**Problem details:** Output each line of the material exactly as it stands.
▽
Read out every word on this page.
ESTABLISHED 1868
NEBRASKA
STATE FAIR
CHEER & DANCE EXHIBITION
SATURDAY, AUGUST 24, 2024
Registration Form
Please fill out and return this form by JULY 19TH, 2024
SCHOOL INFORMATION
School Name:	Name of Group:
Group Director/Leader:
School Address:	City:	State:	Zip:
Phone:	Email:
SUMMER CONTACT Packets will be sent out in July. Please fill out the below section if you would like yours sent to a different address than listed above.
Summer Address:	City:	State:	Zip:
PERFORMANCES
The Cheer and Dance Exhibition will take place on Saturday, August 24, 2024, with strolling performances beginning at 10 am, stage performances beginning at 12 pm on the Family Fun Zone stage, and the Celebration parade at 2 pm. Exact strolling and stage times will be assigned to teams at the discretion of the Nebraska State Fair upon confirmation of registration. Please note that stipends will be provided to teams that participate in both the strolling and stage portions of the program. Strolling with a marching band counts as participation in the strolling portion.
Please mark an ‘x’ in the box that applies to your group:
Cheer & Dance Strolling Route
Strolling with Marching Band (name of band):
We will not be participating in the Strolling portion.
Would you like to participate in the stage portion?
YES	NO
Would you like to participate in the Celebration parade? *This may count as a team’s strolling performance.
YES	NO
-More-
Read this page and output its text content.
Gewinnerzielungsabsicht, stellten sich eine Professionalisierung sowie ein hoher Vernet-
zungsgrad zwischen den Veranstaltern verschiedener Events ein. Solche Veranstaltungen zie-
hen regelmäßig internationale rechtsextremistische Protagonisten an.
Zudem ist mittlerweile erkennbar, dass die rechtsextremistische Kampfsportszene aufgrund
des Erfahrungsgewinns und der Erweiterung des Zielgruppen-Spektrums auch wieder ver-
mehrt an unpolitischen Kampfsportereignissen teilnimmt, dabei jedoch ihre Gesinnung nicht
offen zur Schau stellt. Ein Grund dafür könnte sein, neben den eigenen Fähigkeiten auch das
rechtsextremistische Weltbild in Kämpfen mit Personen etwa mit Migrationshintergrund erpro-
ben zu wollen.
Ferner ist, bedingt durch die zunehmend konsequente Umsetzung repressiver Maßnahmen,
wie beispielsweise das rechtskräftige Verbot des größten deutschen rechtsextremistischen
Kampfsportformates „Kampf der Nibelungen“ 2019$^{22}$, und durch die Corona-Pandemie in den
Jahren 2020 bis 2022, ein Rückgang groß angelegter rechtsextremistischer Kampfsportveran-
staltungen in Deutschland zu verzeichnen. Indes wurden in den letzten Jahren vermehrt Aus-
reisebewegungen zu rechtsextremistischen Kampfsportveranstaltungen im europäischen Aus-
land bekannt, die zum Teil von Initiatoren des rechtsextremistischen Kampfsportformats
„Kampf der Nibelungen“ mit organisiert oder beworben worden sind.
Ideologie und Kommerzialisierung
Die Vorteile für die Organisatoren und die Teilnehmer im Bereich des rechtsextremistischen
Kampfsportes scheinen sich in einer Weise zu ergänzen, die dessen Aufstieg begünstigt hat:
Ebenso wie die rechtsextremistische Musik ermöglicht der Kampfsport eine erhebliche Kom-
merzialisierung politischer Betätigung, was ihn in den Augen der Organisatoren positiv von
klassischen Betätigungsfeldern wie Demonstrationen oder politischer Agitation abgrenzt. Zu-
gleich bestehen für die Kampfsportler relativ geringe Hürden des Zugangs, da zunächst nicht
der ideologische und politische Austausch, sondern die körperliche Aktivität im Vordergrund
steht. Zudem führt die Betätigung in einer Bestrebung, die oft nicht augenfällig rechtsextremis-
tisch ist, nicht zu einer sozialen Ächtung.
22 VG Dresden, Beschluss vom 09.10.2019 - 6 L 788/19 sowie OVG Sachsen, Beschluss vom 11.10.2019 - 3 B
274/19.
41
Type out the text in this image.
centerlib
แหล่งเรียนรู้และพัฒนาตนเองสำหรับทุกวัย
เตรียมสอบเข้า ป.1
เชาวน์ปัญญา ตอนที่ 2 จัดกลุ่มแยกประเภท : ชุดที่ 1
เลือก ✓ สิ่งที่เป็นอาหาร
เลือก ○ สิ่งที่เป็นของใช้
△
**Result:**
Read out every word on this page.
ESTABLISHED 1868
NEBRASKA
STATE FAIR
CHEER & DANCE EXHIBITION
SATURDAY, AUGUST 24, 2024
Registration Form
Please fill out and return this form by JULY 19TH, 2024
SCHOOL INFORMATION
School Name:	Name of Group:
Group Director/Leader:
School Address:	City:	State:	Zip:
Phone:	Email:
SUMMER CONTACT Packets will be sent out in July. Please fill out the below section if you would like yours sent to a different address than listed above.
Summer Address:	City:	State:	Zip:
PERFORMANCES
The Cheer and Dance Exhibition will take place on Saturday, August 24, 2024, with strolling performances beginning at 10 am, stage performances beginning at 12 pm on the Family Fun Zone stage, and the Celebration parade at 2 pm. Exact strolling and stage times will be assigned to teams at the discretion of the Nebraska State Fair upon confirmation of registration. Please note that stipends will be provided to teams that participate in both the strolling and stage portions of the program. Strolling with a marching band counts as participation in the strolling portion.
Please mark an ‘x’ in the box that applies to your group:
Cheer & Dance Strolling Route
Strolling with Marching Band (name of band):
We will not be participating in the Strolling portion.
Would you like to participate in the stage portion?
YES	NO
Would you like to participate in the Celebration parade? *This may count as a team’s strolling performance.
YES	NO
-More-
Read this page and output its text content.
Gewinnerzielungsabsicht, stellten sich eine Professionalisierung sowie ein hoher Vernet-
zungsgrad zwischen den Veranstaltern verschiedener Events ein. Solche Veranstaltungen zie-
hen regelmäßig internationale rechtsextremistische Protagonisten an.
Zudem ist mittlerweile erkennbar, dass die rechtsextremistische Kampfsportszene aufgrund
des Erfahrungsgewinns und der Erweiterung des Zielgruppen-Spektrums auch wieder ver-
mehrt an unpolitischen Kampfsportereignissen teilnimmt, dabei jedoch ihre Gesinnung nicht
offen zur Schau stellt. Ein Grund dafür könnte sein, neben den eigenen Fähigkeiten auch das
rechtsextremistische Weltbild in Kämpfen mit Personen etwa mit Migrationshintergrund erpro-
ben zu wollen.
Ferner ist, bedingt durch die zunehmend konsequente Umsetzung repressiver Maßnahmen,
wie beispielsweise das rechtskräftige Verbot des größten deutschen rechtsextremistischen
Kampfsportformates „Kampf der Nibelungen“ 2019$^{22}$, und durch die Corona-Pandemie in den
Jahren 2020 bis 2022, ein Rückgang groß angelegter rechtsextremistischer Kampfsportveran-
staltungen in Deutschland zu verzeichnen. Indes wurden in den letzten Jahren vermehrt Aus-
reisebewegungen zu rechtsextremistischen Kampfsportveranstaltungen im europäischen Aus-
land bekannt, die zum Teil von Initiatoren des rechtsextremistischen Kampfsportformats
„Kampf der Nibelungen“ mit organisiert oder beworben worden sind.
Ideologie und Kommerzialisierung
Die Vorteile für die Organisatoren und die Teilnehmer im Bereich des rechtsextremistischen
Kampfsportes scheinen sich in einer Weise zu ergänzen, die dessen Aufstieg begünstigt hat:
Ebenso wie die rechtsextremistische Musik ermöglicht der Kampfsport eine erhebliche Kom-
merzialisierung politischer Betätigung, was ihn in den Augen der Organisatoren positiv von
klassischen Betätigungsfeldern wie Demonstrationen oder politischer Agitation abgrenzt. Zu-
gleich bestehen für die Kampfsportler relativ geringe Hürden des Zugangs, da zunächst nicht
der ideologische und politische Austausch, sondern die körperliche Aktivität im Vordergrund
steht. Zudem führt die Betätigung in einer Bestrebung, die oft nicht augenfällig rechtsextremis-
tisch ist, nicht zu einer sozialen Ächtung.
22 VG Dresden, Beschluss vom 09.10.2019 - 6 L 788/19 sowie OVG Sachsen, Beschluss vom 11.10.2019 - 3 B
274/19.
41
Type out the text in this image.
centerlib
แหล่งเรียนรู้และพัฒนาตนเองสำหรับทุกวัย
เตรียมสอบเข้า ป.1
เชาวน์ปัญญา ตอนที่ 2 จัดกลุ่มแยกประเภท : ชุดที่ 1
เลือก ✓ สิ่งที่เป็นอาหาร
เลือก ○ สิ่งที่เป็นของใช้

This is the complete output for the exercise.